++++ Extracted information
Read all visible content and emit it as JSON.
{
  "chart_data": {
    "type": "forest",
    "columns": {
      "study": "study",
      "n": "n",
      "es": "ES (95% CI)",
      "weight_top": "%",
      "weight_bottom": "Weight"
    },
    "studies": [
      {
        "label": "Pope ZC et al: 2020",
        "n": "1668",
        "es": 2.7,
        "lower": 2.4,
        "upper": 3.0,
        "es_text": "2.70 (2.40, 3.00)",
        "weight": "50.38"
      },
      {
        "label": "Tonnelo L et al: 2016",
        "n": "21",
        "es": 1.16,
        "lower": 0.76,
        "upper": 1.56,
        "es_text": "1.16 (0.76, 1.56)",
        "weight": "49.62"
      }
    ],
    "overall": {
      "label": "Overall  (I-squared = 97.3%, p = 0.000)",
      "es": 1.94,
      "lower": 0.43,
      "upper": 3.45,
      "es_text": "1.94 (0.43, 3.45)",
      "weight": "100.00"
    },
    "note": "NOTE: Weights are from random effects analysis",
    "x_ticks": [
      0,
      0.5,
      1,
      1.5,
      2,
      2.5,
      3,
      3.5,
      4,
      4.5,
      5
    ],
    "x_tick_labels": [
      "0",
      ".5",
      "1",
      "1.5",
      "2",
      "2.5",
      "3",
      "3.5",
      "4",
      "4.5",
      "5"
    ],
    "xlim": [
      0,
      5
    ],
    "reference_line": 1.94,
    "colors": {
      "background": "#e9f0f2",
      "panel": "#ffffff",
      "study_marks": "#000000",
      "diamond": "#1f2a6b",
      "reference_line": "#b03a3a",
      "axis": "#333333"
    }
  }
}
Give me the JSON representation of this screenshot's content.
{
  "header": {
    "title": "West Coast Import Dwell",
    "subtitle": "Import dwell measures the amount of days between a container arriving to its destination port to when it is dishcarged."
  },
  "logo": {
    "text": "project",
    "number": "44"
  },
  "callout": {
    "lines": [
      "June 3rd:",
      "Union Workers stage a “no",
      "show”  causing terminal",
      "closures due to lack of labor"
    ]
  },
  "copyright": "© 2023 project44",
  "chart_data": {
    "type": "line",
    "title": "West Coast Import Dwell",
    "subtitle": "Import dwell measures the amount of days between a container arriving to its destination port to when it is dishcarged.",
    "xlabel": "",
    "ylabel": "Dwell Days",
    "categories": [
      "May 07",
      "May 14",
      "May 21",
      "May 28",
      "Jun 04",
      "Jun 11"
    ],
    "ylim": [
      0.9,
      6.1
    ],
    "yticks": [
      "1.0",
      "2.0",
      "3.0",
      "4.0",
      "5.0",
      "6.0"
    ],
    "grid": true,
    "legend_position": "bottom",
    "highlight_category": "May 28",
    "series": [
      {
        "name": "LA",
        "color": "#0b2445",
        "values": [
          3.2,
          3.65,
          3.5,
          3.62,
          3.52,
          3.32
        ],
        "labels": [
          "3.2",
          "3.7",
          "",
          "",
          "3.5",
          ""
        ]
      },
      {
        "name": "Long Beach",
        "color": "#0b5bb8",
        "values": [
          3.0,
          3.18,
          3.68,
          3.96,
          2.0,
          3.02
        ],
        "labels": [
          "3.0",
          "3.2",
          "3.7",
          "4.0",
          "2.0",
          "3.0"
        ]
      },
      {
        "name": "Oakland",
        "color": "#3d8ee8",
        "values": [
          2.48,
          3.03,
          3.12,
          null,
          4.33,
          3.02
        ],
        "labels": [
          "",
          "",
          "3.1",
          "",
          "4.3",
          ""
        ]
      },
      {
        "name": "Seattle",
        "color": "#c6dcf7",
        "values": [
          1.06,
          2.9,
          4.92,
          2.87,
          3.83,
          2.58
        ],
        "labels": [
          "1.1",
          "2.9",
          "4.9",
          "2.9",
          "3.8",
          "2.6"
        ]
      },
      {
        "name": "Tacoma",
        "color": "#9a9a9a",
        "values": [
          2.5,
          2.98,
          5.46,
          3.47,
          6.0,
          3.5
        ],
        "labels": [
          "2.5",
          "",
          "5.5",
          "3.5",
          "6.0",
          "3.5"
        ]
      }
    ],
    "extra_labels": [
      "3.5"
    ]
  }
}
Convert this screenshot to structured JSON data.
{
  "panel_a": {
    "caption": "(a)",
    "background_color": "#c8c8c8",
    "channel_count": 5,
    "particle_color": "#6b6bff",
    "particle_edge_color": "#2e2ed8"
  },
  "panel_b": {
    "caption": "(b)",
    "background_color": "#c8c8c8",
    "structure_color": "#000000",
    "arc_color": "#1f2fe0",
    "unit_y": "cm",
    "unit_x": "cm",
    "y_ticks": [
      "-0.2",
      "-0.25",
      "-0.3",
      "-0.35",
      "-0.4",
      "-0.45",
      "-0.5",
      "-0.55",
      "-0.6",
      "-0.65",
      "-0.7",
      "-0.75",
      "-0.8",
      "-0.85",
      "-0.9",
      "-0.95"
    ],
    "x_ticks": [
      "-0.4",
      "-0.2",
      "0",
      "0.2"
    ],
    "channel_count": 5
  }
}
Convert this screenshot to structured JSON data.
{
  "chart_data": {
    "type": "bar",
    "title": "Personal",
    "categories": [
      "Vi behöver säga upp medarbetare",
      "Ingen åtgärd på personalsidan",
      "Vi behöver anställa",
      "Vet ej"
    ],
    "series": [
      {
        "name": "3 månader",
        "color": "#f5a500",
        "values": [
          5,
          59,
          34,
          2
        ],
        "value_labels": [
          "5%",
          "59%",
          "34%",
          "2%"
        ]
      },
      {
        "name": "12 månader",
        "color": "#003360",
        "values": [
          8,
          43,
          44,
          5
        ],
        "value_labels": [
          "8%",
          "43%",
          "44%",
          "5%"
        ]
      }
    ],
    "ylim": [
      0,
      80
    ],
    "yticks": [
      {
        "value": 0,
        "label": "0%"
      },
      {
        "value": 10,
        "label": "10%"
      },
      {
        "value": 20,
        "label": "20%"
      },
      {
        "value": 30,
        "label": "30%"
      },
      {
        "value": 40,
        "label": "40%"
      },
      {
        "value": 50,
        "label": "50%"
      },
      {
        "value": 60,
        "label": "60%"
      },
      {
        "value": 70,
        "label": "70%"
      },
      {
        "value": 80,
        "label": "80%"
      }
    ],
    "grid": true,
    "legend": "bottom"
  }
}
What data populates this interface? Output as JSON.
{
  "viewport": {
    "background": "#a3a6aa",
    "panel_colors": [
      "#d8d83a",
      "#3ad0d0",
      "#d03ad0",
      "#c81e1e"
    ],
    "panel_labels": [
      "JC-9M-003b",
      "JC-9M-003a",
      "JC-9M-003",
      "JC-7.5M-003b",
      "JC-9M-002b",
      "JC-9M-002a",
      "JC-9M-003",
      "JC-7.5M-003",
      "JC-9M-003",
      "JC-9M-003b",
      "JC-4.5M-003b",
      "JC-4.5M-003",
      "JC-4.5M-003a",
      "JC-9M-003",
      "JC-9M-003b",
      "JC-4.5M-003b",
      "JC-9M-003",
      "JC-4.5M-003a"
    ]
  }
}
++++++++
** Exercise **
Faithfully reproduce all of the records, character for character.

** Task output **
Read all visible content and emit it as JSON.
{
  "chart_data": {
    "type": "forest",
    "columns": {
      "study": "study",
      "n": "n",
      "es": "ES (95% CI)",
      "weight_top": "%",
      "weight_bottom": "Weight"
    },
    "studies": [
      {
        "label": "Pope ZC et al: 2020",
        "n": "1668",
        "es": 2.7,
        "lower": 2.4,
        "upper": 3.0,
        "es_text": "2.70 (2.40, 3.00)",
        "weight": "50.38"
      },
      {
        "label": "Tonnelo L et al: 2016",
        "n": "21",
        "es": 1.16,
        "lower": 0.76,
        "upper": 1.56,
        "es_text": "1.16 (0.76, 1.56)",
        "weight": "49.62"
      }
    ],
    "overall": {
      "label": "Overall  (I-squared = 97.3%, p = 0.000)",
      "es": 1.94,
      "lower": 0.43,
      "upper": 3.45,
      "es_text": "1.94 (0.43, 3.45)",
      "weight": "100.00"
    },
    "note": "NOTE: Weights are from random effects analysis",
    "x_ticks": [
      0,
      0.5,
      1,
      1.5,
      2,
      2.5,
      3,
      3.5,
      4,
      4.5,
      5
    ],
    "x_tick_labels": [
      "0",
      ".5",
      "1",
      "1.5",
      "2",
      "2.5",
      "3",
      "3.5",
      "4",
      "4.5",
      "5"
    ],
    "xlim": [
      0,
      5
    ],
    "reference_line": 1.94,
    "colors": {
      "background": "#e9f0f2",
      "panel": "#ffffff",
      "study_marks": "#000000",
      "diamond": "#1f2a6b",
      "reference_line": "#b03a3a",
      "axis": "#333333"
    }
  }
}
Give me the JSON representation of this screenshot's content.
{
  "header": {
    "title": "West Coast Import Dwell",
    "subtitle": "Import dwell measures the amount of days between a container arriving to its destination port to when it is dishcarged."
  },
  "logo": {
    "text": "project",
    "number": "44"
  },
  "callout": {
    "lines": [
      "June 3rd:",
      "Union Workers stage a “no",
      "show”  causing terminal",
      "closures due to lack of labor"
    ]
  },
  "copyright": "© 2023 project44",
  "chart_data": {
    "type": "line",
    "title": "West Coast Import Dwell",
    "subtitle": "Import dwell measures the amount of days between a container arriving to its destination port to when it is dishcarged.",
    "xlabel": "",
    "ylabel": "Dwell Days",
    "categories": [
      "May 07",
      "May 14",
      "May 21",
      "May 28",
      "Jun 04",
      "Jun 11"
    ],
    "ylim": [
      0.9,
      6.1
    ],
    "yticks": [
      "1.0",
      "2.0",
      "3.0",
      "4.0",
      "5.0",
      "6.0"
    ],
    "grid": true,
    "legend_position": "bottom",
    "highlight_category": "May 28",
    "series": [
      {
        "name": "LA",
        "color": "#0b2445",
        "values": [
          3.2,
          3.65,
          3.5,
          3.62,
          3.52,
          3.32
        ],
        "labels": [
          "3.2",
          "3.7",
          "",
          "",
          "3.5",
          ""
        ]
      },
      {
        "name": "Long Beach",
        "color": "#0b5bb8",
        "values": [
          3.0,
          3.18,
          3.68,
          3.96,
          2.0,
          3.02
        ],
        "labels": [
          "3.0",
          "3.2",
          "3.7",
          "4.0",
          "2.0",
          "3.0"
        ]
      },
      {
        "name": "Oakland",
        "color": "#3d8ee8",
        "values": [
          2.48,
          3.03,
          3.12,
          null,
          4.33,
          3.02
        ],
        "labels": [
          "",
          "",
          "3.1",
          "",
          "4.3",
          ""
        ]
      },
      {
        "name": "Seattle",
        "color": "#c6dcf7",
        "values": [
          1.06,
          2.9,
          4.92,
          2.87,
          3.83,
          2.58
        ],
        "labels": [
          "1.1",
          "2.9",
          "4.9",
          "2.9",
          "3.8",
          "2.6"
        ]
      },
      {
        "name": "Tacoma",
        "color": "#9a9a9a",
        "values": [
          2.5,
          2.98,
          5.46,
          3.47,
          6.0,
          3.5
        ],
        "labels": [
          "2.5",
          "",
          "5.5",
          "3.5",
          "6.0",
          "3.5"
        ]
      }
    ],
    "extra_labels": [
      "3.5"
    ]
  }
}
Convert this screenshot to structured JSON data.
{
  "panel_a": {
    "caption": "(a)",
    "background_color": "#c8c8c8",
    "channel_count": 5,
    "particle_color": "#6b6bff",
    "particle_edge_color": "#2e2ed8"
  },
  "panel_b": {
    "caption": "(b)",
    "background_color": "#c8c8c8",
    "structure_color": "#000000",
    "arc_color": "#1f2fe0",
    "unit_y": "cm",
    "unit_x": "cm",
    "y_ticks": [
      "-0.2",
      "-0.25",
      "-0.3",
      "-0.35",
      "-0.4",
      "-0.45",
      "-0.5",
      "-0.55",
      "-0.6",
      "-0.65",
      "-0.7",
      "-0.75",
      "-0.8",
      "-0.85",
      "-0.9",
      "-0.95"
    ],
    "x_ticks": [
      "-0.4",
      "-0.2",
      "0",
      "0.2"
    ],
    "channel_count": 5
  }
}
Convert this screenshot to structured JSON data.
{
  "chart_data": {
    "type": "bar",
    "title": "Personal",
    "categories": [
      "Vi behöver säga upp medarbetare",
      "Ingen åtgärd på personalsidan",
      "Vi behöver anställa",
      "Vet ej"
    ],
    "series": [
      {
        "name": "3 månader",
        "color": "#f5a500",
        "values": [
          5,
          59,
          34,
          2
        ],
        "value_labels": [
          "5%",
          "59%",
          "34%",
          "2%"
        ]
      },
      {
        "name": "12 månader",
        "color": "#003360",
        "values": [
          8,
          43,
          44,
          5
        ],
        "value_labels": [
          "8%",
          "43%",
          "44%",
          "5%"
        ]
      }
    ],
    "ylim": [
      0,
      80
    ],
    "yticks": [
      {
        "value": 0,
        "label": "0%"
      },
      {
        "value": 10,
        "label": "10%"
      },
      {
        "value": 20,
        "label": "20%"
      },
      {
        "value": 30,
        "label": "30%"
      },
      {
        "value": 40,
        "label": "40%"
      },
      {
        "value": 50,
        "label": "50%"
      },
      {
        "value": 60,
        "label": "60%"
      },
      {
        "value": 70,
        "label": "70%"
      },
      {
        "value": 80,
        "label": "80%"
      }
    ],
    "grid": true,
    "legend": "bottom"
  }
}
What data populates this interface? Output as JSON.
{
  "viewport": {
    "background": "#a3a6aa",
    "panel_colors": [
      "#d8d83a",
      "#3ad0d0",
      "#d03ad0",
      "#c81e1e"
    ],
    "panel_labels": [
      "JC-9M-003b",
      "JC-9M-003a",
      "JC-9M-003",
      "JC-7.5M-003b",
      "JC-9M-002b",
      "JC-9M-002a",
      "JC-9M-003",
      "JC-7.5M-003",
      "JC-9M-003",
      "JC-9M-003b",
      "JC-4.5M-003b",
      "JC-4.5M-003",
      "JC-4.5M-003a",
      "JC-9M-003",
      "JC-9M-003b",
      "JC-4.5M-003b",
      "JC-9M-003",
      "JC-4.5M-003a"
    ]
  }
}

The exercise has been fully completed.